> _MATERIAL FOR THIS TASK_
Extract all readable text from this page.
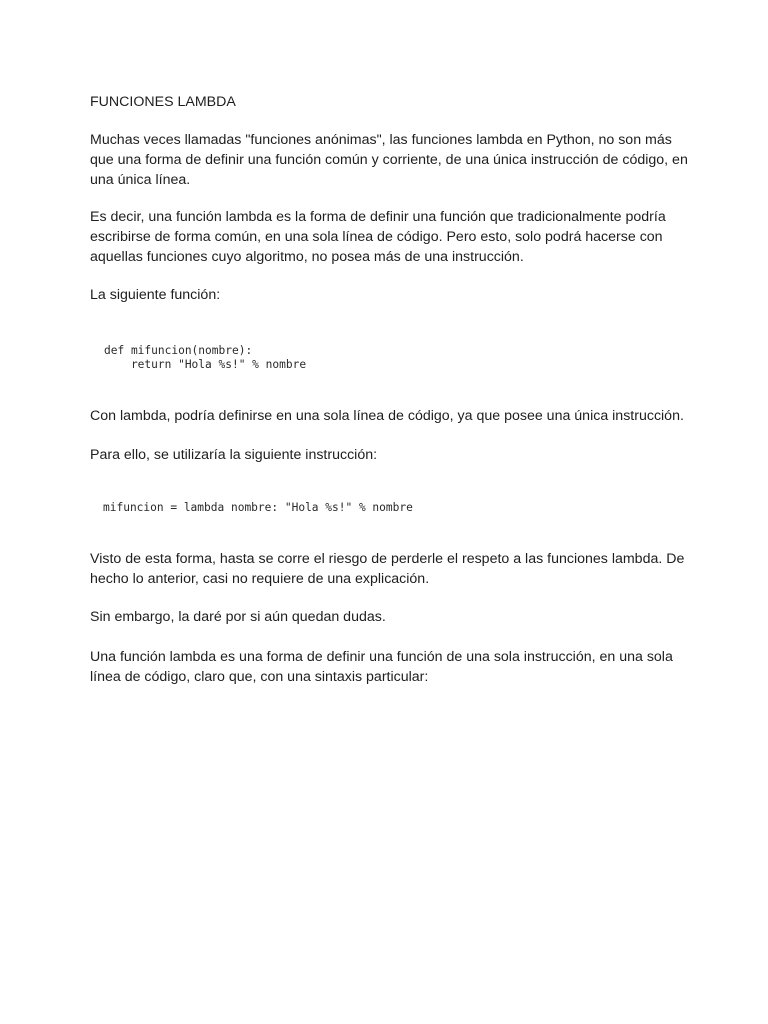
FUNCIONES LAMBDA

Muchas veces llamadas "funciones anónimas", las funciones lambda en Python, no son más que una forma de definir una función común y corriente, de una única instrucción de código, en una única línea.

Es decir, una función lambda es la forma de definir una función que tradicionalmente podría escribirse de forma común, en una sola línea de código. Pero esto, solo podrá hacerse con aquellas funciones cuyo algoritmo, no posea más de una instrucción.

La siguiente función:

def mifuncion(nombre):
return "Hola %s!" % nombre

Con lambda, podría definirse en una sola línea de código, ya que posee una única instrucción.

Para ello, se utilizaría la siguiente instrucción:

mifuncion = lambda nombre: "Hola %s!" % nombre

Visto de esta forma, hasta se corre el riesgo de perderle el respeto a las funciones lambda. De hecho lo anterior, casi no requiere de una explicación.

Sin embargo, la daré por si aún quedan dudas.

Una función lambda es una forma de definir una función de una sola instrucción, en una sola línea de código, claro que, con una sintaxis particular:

> _YOUR GOAL_
Return a copy of every line that includes the word "siguiente".

> _EXPECTED ANSWER_
La siguiente función:
Para ello, se utilizaría la siguiente instrucción:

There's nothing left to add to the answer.